Write every line of the material out exactly as shown.

+++ ENTRIES

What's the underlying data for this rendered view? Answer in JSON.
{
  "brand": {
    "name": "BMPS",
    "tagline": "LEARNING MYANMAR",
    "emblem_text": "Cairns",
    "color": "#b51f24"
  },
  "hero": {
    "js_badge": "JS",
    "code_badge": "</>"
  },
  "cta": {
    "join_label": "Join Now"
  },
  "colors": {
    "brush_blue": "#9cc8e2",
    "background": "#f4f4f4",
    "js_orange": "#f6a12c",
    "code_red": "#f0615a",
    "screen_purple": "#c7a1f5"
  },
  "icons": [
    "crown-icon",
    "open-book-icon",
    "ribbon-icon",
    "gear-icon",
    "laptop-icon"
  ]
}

++++++

◆ RESULT OF THIS EXERCISE
What's the underlying data for this rendered view? Answer in JSON.
{
  "brand": {
    "name": "BMPS",
    "tagline": "LEARNING MYANMAR",
    "emblem_text": "Cairns",
    "color": "#b51f24"
  },
  "hero": {
    "js_badge": "JS",
    "code_badge": "</>"
  },
  "cta": {
    "join_label": "Join Now"
  },
  "colors": {
    "brush_blue": "#9cc8e2",
    "background": "#f4f4f4",
    "js_orange": "#f6a12c",
    "code_red": "#f0615a",
    "screen_purple": "#c7a1f5"
  },
  "icons": [
    "crown-icon",
    "open-book-icon",
    "ribbon-icon",
    "gear-icon",
    "laptop-icon"
  ]
}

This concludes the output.